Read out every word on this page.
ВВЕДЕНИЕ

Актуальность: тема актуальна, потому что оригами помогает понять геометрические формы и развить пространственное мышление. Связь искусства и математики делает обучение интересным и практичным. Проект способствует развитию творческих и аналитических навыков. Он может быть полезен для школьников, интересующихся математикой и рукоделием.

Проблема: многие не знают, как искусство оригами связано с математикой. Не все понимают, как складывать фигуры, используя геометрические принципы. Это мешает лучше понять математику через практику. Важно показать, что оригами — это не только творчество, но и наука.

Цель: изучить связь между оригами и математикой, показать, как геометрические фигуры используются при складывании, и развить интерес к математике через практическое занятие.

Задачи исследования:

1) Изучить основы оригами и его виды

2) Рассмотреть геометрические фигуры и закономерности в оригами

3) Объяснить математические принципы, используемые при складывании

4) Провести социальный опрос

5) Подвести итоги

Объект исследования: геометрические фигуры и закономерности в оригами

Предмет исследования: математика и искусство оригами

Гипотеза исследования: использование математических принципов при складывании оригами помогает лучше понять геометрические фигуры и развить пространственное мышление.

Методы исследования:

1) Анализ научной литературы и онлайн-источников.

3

·····

_Work to complete:_ State how many lines of the listing above include the word "закономерности". Give nothing but the number.

_Answer for this exercise:_ 2